Exercise directions: The number of lines in the records that include "about" is all you should give.

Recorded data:
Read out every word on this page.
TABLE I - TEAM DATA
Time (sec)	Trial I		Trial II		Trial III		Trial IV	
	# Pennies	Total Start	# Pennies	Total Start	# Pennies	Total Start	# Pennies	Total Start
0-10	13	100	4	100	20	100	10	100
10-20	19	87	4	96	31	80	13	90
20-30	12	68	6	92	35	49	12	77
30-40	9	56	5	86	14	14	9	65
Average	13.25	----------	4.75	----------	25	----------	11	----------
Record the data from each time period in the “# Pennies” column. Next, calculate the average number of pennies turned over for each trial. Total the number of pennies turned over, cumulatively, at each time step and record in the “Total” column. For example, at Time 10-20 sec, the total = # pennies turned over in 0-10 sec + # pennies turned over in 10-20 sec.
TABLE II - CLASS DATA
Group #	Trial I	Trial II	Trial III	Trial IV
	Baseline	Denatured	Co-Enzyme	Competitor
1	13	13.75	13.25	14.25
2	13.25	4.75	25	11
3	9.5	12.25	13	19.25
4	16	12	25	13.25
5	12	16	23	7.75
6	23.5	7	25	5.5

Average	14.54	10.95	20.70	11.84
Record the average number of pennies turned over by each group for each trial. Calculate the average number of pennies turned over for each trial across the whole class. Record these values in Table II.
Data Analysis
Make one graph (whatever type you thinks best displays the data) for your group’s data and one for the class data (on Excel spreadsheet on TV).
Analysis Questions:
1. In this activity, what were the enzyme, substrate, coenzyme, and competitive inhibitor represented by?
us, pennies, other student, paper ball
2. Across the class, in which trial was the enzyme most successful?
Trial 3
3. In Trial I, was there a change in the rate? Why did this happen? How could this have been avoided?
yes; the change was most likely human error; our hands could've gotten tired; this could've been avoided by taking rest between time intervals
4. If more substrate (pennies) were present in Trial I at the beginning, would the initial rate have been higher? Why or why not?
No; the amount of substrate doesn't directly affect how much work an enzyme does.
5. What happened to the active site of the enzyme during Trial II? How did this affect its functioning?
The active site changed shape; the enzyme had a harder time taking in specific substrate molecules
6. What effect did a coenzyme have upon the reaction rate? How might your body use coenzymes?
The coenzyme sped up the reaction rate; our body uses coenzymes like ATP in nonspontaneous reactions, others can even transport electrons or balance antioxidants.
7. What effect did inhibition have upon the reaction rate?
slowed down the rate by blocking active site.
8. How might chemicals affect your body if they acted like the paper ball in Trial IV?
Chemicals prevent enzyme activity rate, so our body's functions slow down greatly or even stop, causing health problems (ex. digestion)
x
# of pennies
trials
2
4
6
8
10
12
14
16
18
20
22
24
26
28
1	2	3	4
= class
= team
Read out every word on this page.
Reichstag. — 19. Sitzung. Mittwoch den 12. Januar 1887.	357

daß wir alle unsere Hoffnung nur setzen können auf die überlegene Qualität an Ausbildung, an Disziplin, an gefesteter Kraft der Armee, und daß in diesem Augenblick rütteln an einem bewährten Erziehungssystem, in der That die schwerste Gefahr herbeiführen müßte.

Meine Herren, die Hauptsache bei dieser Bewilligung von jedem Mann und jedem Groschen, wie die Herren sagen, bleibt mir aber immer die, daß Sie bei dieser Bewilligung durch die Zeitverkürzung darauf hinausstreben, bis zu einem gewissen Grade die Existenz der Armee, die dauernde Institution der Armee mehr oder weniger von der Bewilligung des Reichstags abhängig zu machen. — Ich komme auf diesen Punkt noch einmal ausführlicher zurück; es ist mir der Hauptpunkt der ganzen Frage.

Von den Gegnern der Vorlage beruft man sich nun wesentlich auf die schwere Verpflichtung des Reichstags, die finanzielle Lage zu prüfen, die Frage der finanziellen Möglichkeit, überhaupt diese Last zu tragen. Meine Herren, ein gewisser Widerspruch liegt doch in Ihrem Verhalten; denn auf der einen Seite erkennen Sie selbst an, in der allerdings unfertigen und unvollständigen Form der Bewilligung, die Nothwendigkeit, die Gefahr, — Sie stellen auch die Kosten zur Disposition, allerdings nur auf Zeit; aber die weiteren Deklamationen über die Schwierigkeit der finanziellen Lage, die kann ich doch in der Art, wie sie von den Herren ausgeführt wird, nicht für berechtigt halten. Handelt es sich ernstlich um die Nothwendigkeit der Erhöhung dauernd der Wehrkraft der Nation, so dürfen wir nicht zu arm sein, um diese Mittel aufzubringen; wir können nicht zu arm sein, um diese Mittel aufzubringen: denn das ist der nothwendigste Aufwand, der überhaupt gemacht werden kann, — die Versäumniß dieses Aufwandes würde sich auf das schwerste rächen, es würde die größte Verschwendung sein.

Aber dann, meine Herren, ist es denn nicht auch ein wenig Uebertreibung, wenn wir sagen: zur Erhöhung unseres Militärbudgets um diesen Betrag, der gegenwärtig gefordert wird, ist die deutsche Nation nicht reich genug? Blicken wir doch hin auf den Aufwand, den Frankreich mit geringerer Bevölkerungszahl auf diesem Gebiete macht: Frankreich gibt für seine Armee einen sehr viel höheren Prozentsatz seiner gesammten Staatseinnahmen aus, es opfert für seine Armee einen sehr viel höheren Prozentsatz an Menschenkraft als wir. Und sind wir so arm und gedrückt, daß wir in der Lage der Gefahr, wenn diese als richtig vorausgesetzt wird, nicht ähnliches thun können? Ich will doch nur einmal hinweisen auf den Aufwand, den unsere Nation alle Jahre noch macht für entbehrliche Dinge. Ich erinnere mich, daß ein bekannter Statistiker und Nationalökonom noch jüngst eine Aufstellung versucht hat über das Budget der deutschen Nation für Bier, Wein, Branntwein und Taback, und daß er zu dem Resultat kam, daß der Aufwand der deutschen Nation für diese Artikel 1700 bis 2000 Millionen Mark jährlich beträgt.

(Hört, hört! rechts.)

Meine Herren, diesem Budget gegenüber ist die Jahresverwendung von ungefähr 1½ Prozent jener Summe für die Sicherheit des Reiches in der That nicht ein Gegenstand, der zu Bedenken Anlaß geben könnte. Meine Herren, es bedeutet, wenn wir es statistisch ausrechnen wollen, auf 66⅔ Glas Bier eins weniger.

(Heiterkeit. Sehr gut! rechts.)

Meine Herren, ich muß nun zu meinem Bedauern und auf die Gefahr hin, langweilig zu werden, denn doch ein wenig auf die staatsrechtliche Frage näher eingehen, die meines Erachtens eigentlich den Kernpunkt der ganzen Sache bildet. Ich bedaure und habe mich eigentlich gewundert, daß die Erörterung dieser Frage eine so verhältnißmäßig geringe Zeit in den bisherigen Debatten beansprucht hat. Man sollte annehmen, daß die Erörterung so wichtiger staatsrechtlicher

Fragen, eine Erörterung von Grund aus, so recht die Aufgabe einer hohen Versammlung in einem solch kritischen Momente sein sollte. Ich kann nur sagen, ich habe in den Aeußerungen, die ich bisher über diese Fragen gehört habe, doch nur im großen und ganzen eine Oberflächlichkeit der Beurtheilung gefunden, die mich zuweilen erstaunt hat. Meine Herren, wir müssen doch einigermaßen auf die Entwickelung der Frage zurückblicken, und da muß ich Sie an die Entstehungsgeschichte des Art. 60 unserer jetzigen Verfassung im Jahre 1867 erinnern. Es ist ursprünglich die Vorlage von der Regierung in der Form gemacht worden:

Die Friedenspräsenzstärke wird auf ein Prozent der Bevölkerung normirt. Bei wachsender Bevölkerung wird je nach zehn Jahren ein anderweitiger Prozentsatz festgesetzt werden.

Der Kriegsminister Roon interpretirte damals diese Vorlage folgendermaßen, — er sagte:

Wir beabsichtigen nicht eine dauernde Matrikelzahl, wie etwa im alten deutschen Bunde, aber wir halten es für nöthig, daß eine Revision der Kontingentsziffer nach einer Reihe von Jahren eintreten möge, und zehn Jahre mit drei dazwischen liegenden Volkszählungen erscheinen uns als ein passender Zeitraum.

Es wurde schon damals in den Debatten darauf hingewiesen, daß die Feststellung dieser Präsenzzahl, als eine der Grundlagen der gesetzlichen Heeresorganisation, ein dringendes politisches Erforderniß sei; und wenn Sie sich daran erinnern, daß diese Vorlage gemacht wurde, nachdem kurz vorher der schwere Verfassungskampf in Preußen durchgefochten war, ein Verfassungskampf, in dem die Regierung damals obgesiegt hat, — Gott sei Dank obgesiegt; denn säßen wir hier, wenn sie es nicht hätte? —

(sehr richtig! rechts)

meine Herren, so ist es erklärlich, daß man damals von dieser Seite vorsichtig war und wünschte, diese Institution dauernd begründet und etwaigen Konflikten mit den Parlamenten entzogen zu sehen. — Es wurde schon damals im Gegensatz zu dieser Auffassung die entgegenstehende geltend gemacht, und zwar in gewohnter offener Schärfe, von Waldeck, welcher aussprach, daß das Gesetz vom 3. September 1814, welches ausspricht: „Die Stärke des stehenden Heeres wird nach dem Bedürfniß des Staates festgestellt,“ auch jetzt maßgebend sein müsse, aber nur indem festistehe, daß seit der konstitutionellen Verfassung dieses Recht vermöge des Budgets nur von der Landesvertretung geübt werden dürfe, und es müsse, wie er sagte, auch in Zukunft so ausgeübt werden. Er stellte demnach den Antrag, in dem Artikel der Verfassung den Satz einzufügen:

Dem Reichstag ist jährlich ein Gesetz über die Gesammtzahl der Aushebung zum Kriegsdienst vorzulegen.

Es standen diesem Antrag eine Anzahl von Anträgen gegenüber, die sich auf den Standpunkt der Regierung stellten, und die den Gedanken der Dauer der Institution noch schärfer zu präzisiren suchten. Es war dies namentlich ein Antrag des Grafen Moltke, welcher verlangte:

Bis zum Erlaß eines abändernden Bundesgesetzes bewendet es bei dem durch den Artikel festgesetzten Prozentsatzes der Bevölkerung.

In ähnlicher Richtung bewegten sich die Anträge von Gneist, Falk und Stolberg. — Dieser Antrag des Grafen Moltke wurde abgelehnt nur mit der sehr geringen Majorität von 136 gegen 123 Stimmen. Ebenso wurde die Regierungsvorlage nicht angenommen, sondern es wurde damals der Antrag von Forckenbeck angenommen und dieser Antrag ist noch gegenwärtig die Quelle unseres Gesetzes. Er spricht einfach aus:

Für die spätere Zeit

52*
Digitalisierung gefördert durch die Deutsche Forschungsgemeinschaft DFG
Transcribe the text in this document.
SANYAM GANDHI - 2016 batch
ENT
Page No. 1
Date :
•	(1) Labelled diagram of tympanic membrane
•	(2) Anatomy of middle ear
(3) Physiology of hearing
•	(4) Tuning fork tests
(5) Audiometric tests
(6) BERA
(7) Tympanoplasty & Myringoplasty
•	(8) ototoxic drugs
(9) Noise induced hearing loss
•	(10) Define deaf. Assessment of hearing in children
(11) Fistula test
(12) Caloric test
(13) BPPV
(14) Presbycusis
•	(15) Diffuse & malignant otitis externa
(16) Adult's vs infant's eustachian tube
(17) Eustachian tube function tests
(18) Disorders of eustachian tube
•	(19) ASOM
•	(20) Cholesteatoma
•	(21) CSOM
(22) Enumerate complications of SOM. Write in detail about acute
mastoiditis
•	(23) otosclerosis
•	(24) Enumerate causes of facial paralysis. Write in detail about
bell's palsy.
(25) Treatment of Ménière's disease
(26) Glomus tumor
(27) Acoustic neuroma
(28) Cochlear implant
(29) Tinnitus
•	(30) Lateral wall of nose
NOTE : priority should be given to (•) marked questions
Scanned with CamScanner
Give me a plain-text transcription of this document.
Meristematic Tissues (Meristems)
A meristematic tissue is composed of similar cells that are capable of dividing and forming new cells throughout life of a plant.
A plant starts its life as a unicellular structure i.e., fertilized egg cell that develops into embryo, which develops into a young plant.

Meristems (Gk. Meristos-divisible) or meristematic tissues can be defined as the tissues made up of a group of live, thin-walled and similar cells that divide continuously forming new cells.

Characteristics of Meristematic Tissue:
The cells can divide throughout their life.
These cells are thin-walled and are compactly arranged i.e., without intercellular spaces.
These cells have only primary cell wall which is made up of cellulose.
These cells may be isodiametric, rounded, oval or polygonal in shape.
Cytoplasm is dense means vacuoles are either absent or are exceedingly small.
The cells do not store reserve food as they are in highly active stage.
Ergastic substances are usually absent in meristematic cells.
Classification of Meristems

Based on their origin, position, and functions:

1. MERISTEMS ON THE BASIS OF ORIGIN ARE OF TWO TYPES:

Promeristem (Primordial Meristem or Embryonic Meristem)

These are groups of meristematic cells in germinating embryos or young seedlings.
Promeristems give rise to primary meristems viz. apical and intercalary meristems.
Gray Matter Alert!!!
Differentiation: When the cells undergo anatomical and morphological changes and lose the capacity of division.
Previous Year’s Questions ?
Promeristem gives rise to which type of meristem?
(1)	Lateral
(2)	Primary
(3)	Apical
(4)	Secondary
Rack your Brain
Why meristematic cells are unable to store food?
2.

Written solution: 2